### Text excerpt
= = = = = = =
Creates a formulas Argument

Description

This helper function creates a valid formulas object. The formulas object is an argument to the mice::mice function. It is a list of formulas that specifies the target variables and the predictors by means of the standard ~ operator. In contrast to mice::make.formulas, which creates main effects formulas, make.formulas.saturated creates formulas including interaction effects.

Usage

make.formulas.saturated(
  data,
  blocks = mice::make.blocks(data),
  predictorMatrix = NULL,
  d = NULL
)

Arguments

data

A data.frame with the source data.

blocks

An optional specification for blocks of variables in the rows. The default assigns each variable in its own block.

predictorMatrix

A predictorMatrix specified by the user.

d

maximum depth of interactions to be considered (1=no interactions, 2=two-way interactions, etc.)

Value

A list of formulas.

Note

A modification of mice::make.formulas by Stef van Buuren et al.

See Also

mice::make.formulas

Examples

## main effects model:
data(nhanes)
f1 <- make.formulas(nhanes)
f1

## saturated model:
f2 <- make.formulas.saturated(nhanes)
f2

Generate residuals based on variables in imputed data sets

Description

Generate residuals based on variables in imputed data sets

Usage

makeResiduals(data, v, confounder, method = c("res", "cc", "pd"))

Arguments

data

A data.frame.
= = = = = = =
### Actions to take
1 > In the make.formulas.saturated documentation, what does a value of 1 for the argument d mean?
2 > List every argument that the make.formulas.saturated documentation shows in the usage of make.formulas.saturated.

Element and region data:
= = = = = = =
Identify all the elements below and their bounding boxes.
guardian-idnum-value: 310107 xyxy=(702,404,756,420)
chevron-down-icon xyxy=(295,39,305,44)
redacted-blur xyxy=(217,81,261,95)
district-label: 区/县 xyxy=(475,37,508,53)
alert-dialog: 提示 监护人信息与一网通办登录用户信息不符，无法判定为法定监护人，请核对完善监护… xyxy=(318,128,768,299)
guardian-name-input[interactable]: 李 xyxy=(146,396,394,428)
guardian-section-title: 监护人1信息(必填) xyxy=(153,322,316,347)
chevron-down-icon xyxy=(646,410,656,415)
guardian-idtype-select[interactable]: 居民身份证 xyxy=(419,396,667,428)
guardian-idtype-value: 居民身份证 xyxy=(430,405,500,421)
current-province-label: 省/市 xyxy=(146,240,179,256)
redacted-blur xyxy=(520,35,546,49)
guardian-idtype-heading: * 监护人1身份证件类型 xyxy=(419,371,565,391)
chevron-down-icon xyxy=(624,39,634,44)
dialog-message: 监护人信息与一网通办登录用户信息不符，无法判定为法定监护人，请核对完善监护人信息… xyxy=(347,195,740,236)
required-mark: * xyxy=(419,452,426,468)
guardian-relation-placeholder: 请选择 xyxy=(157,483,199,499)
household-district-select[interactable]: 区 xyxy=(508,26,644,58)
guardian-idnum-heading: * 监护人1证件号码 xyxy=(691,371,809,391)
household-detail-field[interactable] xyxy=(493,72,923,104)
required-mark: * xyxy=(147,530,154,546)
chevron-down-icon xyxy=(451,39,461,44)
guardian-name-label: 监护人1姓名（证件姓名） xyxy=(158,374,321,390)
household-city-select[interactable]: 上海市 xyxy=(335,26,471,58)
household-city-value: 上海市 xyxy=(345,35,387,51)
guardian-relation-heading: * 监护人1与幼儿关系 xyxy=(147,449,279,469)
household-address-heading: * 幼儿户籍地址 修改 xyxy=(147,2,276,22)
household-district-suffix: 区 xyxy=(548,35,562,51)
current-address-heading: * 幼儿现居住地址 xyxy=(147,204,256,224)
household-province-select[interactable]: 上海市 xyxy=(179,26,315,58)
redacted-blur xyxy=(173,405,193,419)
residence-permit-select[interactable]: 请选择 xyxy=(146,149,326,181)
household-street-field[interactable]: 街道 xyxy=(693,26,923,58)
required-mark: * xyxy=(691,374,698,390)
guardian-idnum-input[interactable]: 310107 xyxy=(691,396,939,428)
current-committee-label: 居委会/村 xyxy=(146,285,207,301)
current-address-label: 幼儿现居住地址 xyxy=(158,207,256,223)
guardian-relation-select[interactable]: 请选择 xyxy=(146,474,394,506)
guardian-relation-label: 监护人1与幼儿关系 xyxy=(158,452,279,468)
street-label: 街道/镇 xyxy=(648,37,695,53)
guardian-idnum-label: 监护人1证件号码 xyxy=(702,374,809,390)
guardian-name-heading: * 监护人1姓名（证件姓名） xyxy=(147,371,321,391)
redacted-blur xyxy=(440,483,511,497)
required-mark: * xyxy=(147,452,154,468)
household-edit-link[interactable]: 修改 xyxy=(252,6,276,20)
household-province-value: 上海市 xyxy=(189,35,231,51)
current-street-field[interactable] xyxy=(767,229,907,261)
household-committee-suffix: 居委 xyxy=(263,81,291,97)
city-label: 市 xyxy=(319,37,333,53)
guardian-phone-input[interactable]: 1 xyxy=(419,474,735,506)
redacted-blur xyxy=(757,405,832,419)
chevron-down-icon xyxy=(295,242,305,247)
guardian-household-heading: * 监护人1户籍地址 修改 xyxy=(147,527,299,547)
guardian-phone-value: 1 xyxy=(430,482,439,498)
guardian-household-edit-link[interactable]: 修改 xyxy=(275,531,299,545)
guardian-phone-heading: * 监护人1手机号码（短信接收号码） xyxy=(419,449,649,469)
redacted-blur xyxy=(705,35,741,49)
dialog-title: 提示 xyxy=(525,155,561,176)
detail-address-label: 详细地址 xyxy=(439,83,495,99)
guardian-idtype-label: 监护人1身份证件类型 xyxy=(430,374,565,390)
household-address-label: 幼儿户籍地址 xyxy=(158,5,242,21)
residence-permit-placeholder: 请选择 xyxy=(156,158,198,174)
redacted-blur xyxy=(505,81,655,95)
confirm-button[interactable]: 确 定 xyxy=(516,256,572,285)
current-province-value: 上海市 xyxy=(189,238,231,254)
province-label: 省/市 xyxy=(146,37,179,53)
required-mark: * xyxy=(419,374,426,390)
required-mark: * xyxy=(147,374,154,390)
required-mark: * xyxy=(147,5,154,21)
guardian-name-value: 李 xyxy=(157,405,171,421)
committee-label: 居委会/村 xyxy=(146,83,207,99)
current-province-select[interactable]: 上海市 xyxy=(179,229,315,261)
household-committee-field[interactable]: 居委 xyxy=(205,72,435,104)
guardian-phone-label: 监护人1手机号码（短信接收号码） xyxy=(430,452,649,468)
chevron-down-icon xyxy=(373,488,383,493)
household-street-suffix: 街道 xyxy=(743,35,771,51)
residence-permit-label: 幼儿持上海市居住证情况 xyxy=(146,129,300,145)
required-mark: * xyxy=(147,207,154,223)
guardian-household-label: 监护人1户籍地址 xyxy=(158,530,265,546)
= = = = = = =
### Responses per task
1 > No interactions.

2 > data, blocks, predictorMatrix, d